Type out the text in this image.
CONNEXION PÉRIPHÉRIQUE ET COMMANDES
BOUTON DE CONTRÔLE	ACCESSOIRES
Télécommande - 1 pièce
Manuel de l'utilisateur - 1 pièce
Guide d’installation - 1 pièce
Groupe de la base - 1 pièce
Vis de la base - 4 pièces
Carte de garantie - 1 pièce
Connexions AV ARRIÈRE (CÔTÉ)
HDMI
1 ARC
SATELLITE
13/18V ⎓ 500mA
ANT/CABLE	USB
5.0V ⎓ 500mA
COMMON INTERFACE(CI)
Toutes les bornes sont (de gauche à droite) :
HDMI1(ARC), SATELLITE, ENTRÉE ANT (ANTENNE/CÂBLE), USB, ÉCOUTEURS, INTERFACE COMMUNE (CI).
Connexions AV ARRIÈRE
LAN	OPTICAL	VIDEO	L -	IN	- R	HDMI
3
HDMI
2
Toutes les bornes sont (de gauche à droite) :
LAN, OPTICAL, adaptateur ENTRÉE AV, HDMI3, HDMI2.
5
*-*-*
* **Written task**: Reproduce the complete data exactly as presented above.

* **Result below**:
Type out the text in this image.
CONNEXION PÉRIPHÉRIQUE ET COMMANDES
BOUTON DE CONTRÔLE	ACCESSOIRES
Télécommande - 1 pièce
Manuel de l'utilisateur - 1 pièce
Guide d’installation - 1 pièce
Groupe de la base - 1 pièce
Vis de la base - 4 pièces
Carte de garantie - 1 pièce
Connexions AV ARRIÈRE (CÔTÉ)
HDMI
1 ARC
SATELLITE
13/18V ⎓ 500mA
ANT/CABLE	USB
5.0V ⎓ 500mA
COMMON INTERFACE(CI)
Toutes les bornes sont (de gauche à droite) :
HDMI1(ARC), SATELLITE, ENTRÉE ANT (ANTENNE/CÂBLE), USB, ÉCOUTEURS, INTERFACE COMMUNE (CI).
Connexions AV ARRIÈRE
LAN	OPTICAL	VIDEO	L -	IN	- R	HDMI
3
HDMI
2
Toutes les bornes sont (de gauche à droite) :
LAN, OPTICAL, adaptateur ENTRÉE AV, HDMI3, HDMI2.
5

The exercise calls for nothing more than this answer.